(Figure collection entries)
####
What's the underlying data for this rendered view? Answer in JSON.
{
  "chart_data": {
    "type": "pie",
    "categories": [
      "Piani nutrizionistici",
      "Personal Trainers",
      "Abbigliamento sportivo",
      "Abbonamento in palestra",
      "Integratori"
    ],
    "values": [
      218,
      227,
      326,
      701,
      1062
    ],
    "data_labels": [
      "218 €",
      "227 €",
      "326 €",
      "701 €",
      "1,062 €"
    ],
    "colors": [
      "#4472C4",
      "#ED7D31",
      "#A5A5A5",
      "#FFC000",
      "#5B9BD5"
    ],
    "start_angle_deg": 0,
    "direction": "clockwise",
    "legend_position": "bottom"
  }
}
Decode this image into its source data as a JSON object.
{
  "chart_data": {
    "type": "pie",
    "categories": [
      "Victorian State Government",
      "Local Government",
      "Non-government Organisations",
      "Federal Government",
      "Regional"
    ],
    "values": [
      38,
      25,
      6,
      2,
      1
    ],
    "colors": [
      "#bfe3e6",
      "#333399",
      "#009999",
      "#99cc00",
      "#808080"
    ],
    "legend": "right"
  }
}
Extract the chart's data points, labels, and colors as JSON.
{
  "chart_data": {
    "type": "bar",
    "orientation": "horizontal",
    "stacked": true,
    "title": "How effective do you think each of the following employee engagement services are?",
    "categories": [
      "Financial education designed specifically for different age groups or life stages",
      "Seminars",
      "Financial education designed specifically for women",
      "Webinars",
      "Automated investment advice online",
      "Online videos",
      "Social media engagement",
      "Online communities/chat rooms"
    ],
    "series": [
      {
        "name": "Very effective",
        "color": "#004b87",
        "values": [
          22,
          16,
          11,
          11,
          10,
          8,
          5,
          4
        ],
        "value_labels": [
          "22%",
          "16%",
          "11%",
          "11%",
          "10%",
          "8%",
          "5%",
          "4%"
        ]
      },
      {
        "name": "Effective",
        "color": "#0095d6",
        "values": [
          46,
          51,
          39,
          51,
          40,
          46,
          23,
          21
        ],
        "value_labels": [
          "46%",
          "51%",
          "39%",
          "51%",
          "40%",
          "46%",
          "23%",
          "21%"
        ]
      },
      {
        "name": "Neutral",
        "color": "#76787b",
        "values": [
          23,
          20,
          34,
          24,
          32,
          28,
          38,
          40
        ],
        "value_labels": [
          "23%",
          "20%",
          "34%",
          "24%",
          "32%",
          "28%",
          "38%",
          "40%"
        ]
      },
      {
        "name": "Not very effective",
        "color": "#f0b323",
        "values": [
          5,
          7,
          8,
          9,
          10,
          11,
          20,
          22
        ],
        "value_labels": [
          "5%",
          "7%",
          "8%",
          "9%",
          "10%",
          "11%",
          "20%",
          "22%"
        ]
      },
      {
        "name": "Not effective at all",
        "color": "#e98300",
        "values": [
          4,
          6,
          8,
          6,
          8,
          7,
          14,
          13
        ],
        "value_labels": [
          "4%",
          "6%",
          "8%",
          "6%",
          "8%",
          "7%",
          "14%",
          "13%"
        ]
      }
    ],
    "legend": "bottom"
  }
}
####
From the entries above, extract every line where the word "engagement" appears.

    "title": "How effective do you think each of the following employee engagement services are?",
      "Social media engagement",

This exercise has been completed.